PROMPT: Copy all lines holding the word "name" from the entries.

(Dataset rows about figures)
·····
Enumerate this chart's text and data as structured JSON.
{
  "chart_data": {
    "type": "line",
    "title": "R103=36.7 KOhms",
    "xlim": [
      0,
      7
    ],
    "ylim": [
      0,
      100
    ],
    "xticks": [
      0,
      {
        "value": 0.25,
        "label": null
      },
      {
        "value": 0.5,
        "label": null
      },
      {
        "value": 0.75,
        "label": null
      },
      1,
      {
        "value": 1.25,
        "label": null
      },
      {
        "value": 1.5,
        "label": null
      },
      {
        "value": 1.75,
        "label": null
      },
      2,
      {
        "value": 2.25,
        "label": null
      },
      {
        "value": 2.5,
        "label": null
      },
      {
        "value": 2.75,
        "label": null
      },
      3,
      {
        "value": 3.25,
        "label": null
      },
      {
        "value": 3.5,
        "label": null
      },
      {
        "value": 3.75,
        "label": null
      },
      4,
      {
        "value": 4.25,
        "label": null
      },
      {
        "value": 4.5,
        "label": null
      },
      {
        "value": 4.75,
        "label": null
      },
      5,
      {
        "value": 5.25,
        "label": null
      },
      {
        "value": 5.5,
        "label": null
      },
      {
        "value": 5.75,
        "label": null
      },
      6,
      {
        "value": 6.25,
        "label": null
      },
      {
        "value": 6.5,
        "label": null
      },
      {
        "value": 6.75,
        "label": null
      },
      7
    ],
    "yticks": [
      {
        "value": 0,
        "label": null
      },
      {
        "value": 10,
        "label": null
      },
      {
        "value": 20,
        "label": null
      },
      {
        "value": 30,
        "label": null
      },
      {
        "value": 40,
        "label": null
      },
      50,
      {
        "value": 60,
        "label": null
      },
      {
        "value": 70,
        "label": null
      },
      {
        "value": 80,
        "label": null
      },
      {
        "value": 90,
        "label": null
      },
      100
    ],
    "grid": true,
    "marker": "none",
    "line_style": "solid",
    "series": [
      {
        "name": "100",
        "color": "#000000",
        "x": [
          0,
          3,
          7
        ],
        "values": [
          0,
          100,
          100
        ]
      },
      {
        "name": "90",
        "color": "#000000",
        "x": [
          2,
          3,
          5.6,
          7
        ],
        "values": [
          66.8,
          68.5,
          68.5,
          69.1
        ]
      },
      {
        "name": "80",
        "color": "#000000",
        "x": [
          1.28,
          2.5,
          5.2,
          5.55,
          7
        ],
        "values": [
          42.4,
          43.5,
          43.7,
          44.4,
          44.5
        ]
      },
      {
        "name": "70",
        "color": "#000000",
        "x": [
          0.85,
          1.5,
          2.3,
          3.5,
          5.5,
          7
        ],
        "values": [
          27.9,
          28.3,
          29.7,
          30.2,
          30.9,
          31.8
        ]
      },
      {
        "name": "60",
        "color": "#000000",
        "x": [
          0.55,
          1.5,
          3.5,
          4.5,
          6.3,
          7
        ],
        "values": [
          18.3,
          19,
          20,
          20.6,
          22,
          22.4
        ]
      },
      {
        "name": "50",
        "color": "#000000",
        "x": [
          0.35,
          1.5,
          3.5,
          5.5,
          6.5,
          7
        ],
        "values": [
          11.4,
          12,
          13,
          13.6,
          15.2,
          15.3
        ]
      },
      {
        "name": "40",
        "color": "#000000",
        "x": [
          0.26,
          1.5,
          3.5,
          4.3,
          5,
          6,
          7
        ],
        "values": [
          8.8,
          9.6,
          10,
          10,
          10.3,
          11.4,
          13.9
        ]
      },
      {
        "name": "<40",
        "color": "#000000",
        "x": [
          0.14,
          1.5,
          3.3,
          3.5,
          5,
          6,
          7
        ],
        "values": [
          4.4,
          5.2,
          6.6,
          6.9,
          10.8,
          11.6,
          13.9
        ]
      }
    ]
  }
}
·····
THE REPLY:
        "name": "100",
        "name": "90",
        "name": "80",
        "name": "70",
        "name": "60",
        "name": "50",
        "name": "40",
        "name": "<40",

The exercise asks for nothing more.